» **GIVEN REQUEST**
Provide the data again in its entirety, exactly as given.

» **EXTRACTED RECORDS**
#####

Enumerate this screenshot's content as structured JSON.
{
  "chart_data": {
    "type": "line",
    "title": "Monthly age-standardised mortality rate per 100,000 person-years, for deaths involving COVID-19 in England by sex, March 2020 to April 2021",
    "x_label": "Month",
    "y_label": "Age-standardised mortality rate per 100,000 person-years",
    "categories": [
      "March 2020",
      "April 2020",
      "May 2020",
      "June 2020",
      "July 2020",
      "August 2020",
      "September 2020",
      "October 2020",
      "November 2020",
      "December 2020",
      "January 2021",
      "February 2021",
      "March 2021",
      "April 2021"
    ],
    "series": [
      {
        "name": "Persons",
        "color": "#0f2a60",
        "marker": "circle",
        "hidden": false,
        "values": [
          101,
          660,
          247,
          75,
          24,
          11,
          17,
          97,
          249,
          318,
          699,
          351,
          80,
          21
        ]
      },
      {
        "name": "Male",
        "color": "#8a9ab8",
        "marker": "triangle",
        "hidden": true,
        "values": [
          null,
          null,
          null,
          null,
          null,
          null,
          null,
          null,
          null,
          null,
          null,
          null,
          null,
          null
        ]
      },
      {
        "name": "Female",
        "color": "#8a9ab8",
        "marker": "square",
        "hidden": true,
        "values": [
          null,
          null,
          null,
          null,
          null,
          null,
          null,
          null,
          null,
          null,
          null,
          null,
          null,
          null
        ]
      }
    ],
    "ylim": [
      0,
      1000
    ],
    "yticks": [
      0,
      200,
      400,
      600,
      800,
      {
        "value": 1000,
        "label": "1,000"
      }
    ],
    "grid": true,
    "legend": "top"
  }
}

#####

» **OUTPUT OF THE EXERCISE**
Enumerate this screenshot's content as structured JSON.
{
  "chart_data": {
    "type": "line",
    "title": "Monthly age-standardised mortality rate per 100,000 person-years, for deaths involving COVID-19 in England by sex, March 2020 to April 2021",
    "x_label": "Month",
    "y_label": "Age-standardised mortality rate per 100,000 person-years",
    "categories": [
      "March 2020",
      "April 2020",
      "May 2020",
      "June 2020",
      "July 2020",
      "August 2020",
      "September 2020",
      "October 2020",
      "November 2020",
      "December 2020",
      "January 2021",
      "February 2021",
      "March 2021",
      "April 2021"
    ],
    "series": [
      {
        "name": "Persons",
        "color": "#0f2a60",
        "marker": "circle",
        "hidden": false,
        "values": [
          101,
          660,
          247,
          75,
          24,
          11,
          17,
          97,
          249,
          318,
          699,
          351,
          80,
          21
        ]
      },
      {
        "name": "Male",
        "color": "#8a9ab8",
        "marker": "triangle",
        "hidden": true,
        "values": [
          null,
          null,
          null,
          null,
          null,
          null,
          null,
          null,
          null,
          null,
          null,
          null,
          null,
          null
        ]
      },
      {
        "name": "Female",
        "color": "#8a9ab8",
        "marker": "square",
        "hidden": true,
        "values": [
          null,
          null,
          null,
          null,
          null,
          null,
          null,
          null,
          null,
          null,
          null,
          null,
          null,
          null
        ]
      }
    ],
    "ylim": [
      0,
      1000
    ],
    "yticks": [
      0,
      200,
      400,
      600,
      800,
      {
        "value": 1000,
        "label": "1,000"
      }
    ],
    "grid": true,
    "legend": "top"
  }
}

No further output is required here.